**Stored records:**
§

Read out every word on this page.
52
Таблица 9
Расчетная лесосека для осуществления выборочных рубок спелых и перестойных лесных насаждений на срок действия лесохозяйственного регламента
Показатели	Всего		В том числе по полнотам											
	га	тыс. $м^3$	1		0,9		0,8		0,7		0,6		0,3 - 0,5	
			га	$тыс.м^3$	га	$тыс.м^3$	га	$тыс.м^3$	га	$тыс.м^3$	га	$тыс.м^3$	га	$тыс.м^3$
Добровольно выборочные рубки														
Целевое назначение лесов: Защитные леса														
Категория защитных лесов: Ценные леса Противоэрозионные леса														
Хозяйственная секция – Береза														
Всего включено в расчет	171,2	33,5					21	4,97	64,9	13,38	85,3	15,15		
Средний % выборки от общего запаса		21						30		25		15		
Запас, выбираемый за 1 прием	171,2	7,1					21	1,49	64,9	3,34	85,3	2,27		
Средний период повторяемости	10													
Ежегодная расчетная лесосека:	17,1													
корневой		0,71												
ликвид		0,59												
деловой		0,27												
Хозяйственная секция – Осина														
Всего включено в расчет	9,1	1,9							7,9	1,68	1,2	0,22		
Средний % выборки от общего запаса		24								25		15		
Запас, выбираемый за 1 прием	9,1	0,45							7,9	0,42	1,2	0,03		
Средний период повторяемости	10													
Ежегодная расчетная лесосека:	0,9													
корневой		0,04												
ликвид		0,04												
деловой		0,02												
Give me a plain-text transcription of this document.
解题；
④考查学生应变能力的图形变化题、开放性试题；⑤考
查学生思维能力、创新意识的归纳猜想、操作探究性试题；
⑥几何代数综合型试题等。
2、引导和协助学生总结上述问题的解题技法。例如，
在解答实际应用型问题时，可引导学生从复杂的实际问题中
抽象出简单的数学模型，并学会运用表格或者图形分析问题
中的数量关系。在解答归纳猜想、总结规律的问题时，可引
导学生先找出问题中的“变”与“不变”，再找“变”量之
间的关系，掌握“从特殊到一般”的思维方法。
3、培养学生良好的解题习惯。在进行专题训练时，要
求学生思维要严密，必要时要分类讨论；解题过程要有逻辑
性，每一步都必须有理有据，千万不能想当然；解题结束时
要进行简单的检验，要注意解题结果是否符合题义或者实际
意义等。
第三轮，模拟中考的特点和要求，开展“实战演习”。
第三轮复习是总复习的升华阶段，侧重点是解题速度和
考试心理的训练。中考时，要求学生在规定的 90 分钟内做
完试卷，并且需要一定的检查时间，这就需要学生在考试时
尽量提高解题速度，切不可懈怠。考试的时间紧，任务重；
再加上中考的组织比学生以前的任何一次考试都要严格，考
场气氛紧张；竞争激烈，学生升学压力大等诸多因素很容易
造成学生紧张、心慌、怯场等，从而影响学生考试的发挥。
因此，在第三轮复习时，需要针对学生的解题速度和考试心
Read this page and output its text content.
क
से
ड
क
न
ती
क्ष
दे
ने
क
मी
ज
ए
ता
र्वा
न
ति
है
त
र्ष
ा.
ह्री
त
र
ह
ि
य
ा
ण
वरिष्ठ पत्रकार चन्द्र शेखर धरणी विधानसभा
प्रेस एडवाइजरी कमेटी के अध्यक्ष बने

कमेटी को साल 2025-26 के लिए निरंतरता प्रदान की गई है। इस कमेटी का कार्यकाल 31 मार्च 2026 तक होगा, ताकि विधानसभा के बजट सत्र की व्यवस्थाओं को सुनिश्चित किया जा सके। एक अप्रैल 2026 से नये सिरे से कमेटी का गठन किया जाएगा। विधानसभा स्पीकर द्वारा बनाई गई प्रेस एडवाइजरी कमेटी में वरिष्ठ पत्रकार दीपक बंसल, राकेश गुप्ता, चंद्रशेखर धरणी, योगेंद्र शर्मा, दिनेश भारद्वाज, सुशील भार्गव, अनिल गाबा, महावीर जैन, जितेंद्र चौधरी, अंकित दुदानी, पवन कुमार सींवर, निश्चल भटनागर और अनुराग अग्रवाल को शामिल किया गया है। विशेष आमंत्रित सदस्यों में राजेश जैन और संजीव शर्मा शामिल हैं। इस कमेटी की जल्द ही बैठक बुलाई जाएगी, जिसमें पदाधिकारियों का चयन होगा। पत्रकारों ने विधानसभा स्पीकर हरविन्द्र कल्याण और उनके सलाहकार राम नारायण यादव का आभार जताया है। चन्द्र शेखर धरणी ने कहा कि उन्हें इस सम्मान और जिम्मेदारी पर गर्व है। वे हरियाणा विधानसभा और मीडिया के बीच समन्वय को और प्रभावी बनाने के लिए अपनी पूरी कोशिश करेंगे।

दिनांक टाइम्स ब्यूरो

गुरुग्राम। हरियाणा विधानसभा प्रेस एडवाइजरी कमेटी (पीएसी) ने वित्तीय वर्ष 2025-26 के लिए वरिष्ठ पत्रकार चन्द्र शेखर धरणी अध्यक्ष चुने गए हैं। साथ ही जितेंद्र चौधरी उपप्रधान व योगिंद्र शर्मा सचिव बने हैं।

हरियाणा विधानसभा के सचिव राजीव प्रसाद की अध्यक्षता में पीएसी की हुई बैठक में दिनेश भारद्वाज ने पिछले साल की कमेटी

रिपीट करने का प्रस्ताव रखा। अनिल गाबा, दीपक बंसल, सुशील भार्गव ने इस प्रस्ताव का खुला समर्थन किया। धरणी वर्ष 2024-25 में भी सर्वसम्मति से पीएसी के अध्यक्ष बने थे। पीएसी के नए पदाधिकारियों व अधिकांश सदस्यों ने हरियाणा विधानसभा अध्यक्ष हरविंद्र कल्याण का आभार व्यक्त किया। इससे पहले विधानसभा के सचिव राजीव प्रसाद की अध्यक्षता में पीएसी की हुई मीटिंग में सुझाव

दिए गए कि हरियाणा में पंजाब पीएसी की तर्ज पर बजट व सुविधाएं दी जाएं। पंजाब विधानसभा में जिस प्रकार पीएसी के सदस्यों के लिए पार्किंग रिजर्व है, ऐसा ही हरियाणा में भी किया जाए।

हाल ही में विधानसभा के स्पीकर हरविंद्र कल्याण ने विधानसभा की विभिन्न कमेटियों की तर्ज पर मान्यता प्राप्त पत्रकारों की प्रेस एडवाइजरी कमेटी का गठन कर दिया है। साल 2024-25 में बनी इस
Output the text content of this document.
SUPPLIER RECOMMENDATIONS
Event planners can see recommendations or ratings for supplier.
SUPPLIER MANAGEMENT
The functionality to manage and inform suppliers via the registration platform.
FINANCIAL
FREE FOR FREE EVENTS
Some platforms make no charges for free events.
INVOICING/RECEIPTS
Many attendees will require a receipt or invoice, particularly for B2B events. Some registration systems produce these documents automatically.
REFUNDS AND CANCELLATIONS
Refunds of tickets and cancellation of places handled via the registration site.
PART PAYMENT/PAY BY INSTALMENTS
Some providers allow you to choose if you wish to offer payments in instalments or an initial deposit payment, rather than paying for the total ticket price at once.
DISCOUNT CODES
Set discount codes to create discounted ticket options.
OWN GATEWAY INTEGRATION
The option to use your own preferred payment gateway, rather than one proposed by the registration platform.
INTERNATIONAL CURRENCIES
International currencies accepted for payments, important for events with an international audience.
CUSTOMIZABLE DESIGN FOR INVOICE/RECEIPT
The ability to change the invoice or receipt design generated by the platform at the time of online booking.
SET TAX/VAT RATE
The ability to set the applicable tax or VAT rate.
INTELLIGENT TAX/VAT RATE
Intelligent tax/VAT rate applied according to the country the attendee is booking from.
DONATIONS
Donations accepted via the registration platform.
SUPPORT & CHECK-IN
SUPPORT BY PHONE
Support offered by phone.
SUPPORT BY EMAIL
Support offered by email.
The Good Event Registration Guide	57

§

**TASK DESCRIPTION:** Go through the listing above and restate it word for word.

**WRITTEN RESPONSE:**
Read out every word on this page.
52
Таблица 9
Расчетная лесосека для осуществления выборочных рубок спелых и перестойных лесных насаждений на срок действия лесохозяйственного регламента
Показатели	Всего		В том числе по полнотам											
	га	тыс. $м^3$	1		0,9		0,8		0,7		0,6		0,3 - 0,5	
			га	$тыс.м^3$	га	$тыс.м^3$	га	$тыс.м^3$	га	$тыс.м^3$	га	$тыс.м^3$	га	$тыс.м^3$
Добровольно выборочные рубки														
Целевое назначение лесов: Защитные леса														
Категория защитных лесов: Ценные леса Противоэрозионные леса														
Хозяйственная секция – Береза														
Всего включено в расчет	171,2	33,5					21	4,97	64,9	13,38	85,3	15,15		
Средний % выборки от общего запаса		21						30		25		15		
Запас, выбираемый за 1 прием	171,2	7,1					21	1,49	64,9	3,34	85,3	2,27		
Средний период повторяемости	10													
Ежегодная расчетная лесосека:	17,1													
корневой		0,71												
ликвид		0,59												
деловой		0,27												
Хозяйственная секция – Осина														
Всего включено в расчет	9,1	1,9							7,9	1,68	1,2	0,22		
Средний % выборки от общего запаса		24								25		15		
Запас, выбираемый за 1 прием	9,1	0,45							7,9	0,42	1,2	0,03		
Средний период повторяемости	10													
Ежегодная расчетная лесосека:	0,9													
корневой		0,04												
ликвид		0,04												
деловой		0,02												
Give me a plain-text transcription of this document.
解题；
④考查学生应变能力的图形变化题、开放性试题；⑤考
查学生思维能力、创新意识的归纳猜想、操作探究性试题；
⑥几何代数综合型试题等。
2、引导和协助学生总结上述问题的解题技法。例如，
在解答实际应用型问题时，可引导学生从复杂的实际问题中
抽象出简单的数学模型，并学会运用表格或者图形分析问题
中的数量关系。在解答归纳猜想、总结规律的问题时，可引
导学生先找出问题中的“变”与“不变”，再找“变”量之
间的关系，掌握“从特殊到一般”的思维方法。
3、培养学生良好的解题习惯。在进行专题训练时，要
求学生思维要严密，必要时要分类讨论；解题过程要有逻辑
性，每一步都必须有理有据，千万不能想当然；解题结束时
要进行简单的检验，要注意解题结果是否符合题义或者实际
意义等。
第三轮，模拟中考的特点和要求，开展“实战演习”。
第三轮复习是总复习的升华阶段，侧重点是解题速度和
考试心理的训练。中考时，要求学生在规定的 90 分钟内做
完试卷，并且需要一定的检查时间，这就需要学生在考试时
尽量提高解题速度，切不可懈怠。考试的时间紧，任务重；
再加上中考的组织比学生以前的任何一次考试都要严格，考
场气氛紧张；竞争激烈，学生升学压力大等诸多因素很容易
造成学生紧张、心慌、怯场等，从而影响学生考试的发挥。
因此，在第三轮复习时，需要针对学生的解题速度和考试心
Read this page and output its text content.
क
से
ड
क
न
ती
क्ष
दे
ने
क
मी
ज
ए
ता
र्वा
न
ति
है
त
र्ष
ा.
ह्री
त
र
ह
ि
य
ा
ण
वरिष्ठ पत्रकार चन्द्र शेखर धरणी विधानसभा
प्रेस एडवाइजरी कमेटी के अध्यक्ष बने

कमेटी को साल 2025-26 के लिए निरंतरता प्रदान की गई है। इस कमेटी का कार्यकाल 31 मार्च 2026 तक होगा, ताकि विधानसभा के बजट सत्र की व्यवस्थाओं को सुनिश्चित किया जा सके। एक अप्रैल 2026 से नये सिरे से कमेटी का गठन किया जाएगा। विधानसभा स्पीकर द्वारा बनाई गई प्रेस एडवाइजरी कमेटी में वरिष्ठ पत्रकार दीपक बंसल, राकेश गुप्ता, चंद्रशेखर धरणी, योगेंद्र शर्मा, दिनेश भारद्वाज, सुशील भार्गव, अनिल गाबा, महावीर जैन, जितेंद्र चौधरी, अंकित दुदानी, पवन कुमार सींवर, निश्चल भटनागर और अनुराग अग्रवाल को शामिल किया गया है। विशेष आमंत्रित सदस्यों में राजेश जैन और संजीव शर्मा शामिल हैं। इस कमेटी की जल्द ही बैठक बुलाई जाएगी, जिसमें पदाधिकारियों का चयन होगा। पत्रकारों ने विधानसभा स्पीकर हरविन्द्र कल्याण और उनके सलाहकार राम नारायण यादव का आभार जताया है। चन्द्र शेखर धरणी ने कहा कि उन्हें इस सम्मान और जिम्मेदारी पर गर्व है। वे हरियाणा विधानसभा और मीडिया के बीच समन्वय को और प्रभावी बनाने के लिए अपनी पूरी कोशिश करेंगे।

दिनांक टाइम्स ब्यूरो

गुरुग्राम। हरियाणा विधानसभा प्रेस एडवाइजरी कमेटी (पीएसी) ने वित्तीय वर्ष 2025-26 के लिए वरिष्ठ पत्रकार चन्द्र शेखर धरणी अध्यक्ष चुने गए हैं। साथ ही जितेंद्र चौधरी उपप्रधान व योगिंद्र शर्मा सचिव बने हैं।

हरियाणा विधानसभा के सचिव राजीव प्रसाद की अध्यक्षता में पीएसी की हुई बैठक में दिनेश भारद्वाज ने पिछले साल की कमेटी

रिपीट करने का प्रस्ताव रखा। अनिल गाबा, दीपक बंसल, सुशील भार्गव ने इस प्रस्ताव का खुला समर्थन किया। धरणी वर्ष 2024-25 में भी सर्वसम्मति से पीएसी के अध्यक्ष बने थे। पीएसी के नए पदाधिकारियों व अधिकांश सदस्यों ने हरियाणा विधानसभा अध्यक्ष हरविंद्र कल्याण का आभार व्यक्त किया। इससे पहले विधानसभा के सचिव राजीव प्रसाद की अध्यक्षता में पीएसी की हुई मीटिंग में सुझाव

दिए गए कि हरियाणा में पंजाब पीएसी की तर्ज पर बजट व सुविधाएं दी जाएं। पंजाब विधानसभा में जिस प्रकार पीएसी के सदस्यों के लिए पार्किंग रिजर्व है, ऐसा ही हरियाणा में भी किया जाए।

हाल ही में विधानसभा के स्पीकर हरविंद्र कल्याण ने विधानसभा की विभिन्न कमेटियों की तर्ज पर मान्यता प्राप्त पत्रकारों की प्रेस एडवाइजरी कमेटी का गठन कर दिया है। साल 2024-25 में बनी इस
Output the text content of this document.
SUPPLIER RECOMMENDATIONS
Event planners can see recommendations or ratings for supplier.
SUPPLIER MANAGEMENT
The functionality to manage and inform suppliers via the registration platform.
FINANCIAL
FREE FOR FREE EVENTS
Some platforms make no charges for free events.
INVOICING/RECEIPTS
Many attendees will require a receipt or invoice, particularly for B2B events. Some registration systems produce these documents automatically.
REFUNDS AND CANCELLATIONS
Refunds of tickets and cancellation of places handled via the registration site.
PART PAYMENT/PAY BY INSTALMENTS
Some providers allow you to choose if you wish to offer payments in instalments or an initial deposit payment, rather than paying for the total ticket price at once.
DISCOUNT CODES
Set discount codes to create discounted ticket options.
OWN GATEWAY INTEGRATION
The option to use your own preferred payment gateway, rather than one proposed by the registration platform.
INTERNATIONAL CURRENCIES
International currencies accepted for payments, important for events with an international audience.
CUSTOMIZABLE DESIGN FOR INVOICE/RECEIPT
The ability to change the invoice or receipt design generated by the platform at the time of online booking.
SET TAX/VAT RATE
The ability to set the applicable tax or VAT rate.
INTELLIGENT TAX/VAT RATE
Intelligent tax/VAT rate applied according to the country the attendee is booking from.
DONATIONS
Donations accepted via the registration platform.
SUPPORT & CHECK-IN
SUPPORT BY PHONE
Support offered by phone.
SUPPORT BY EMAIL
Support offered by email.
The Good Event Registration Guide	57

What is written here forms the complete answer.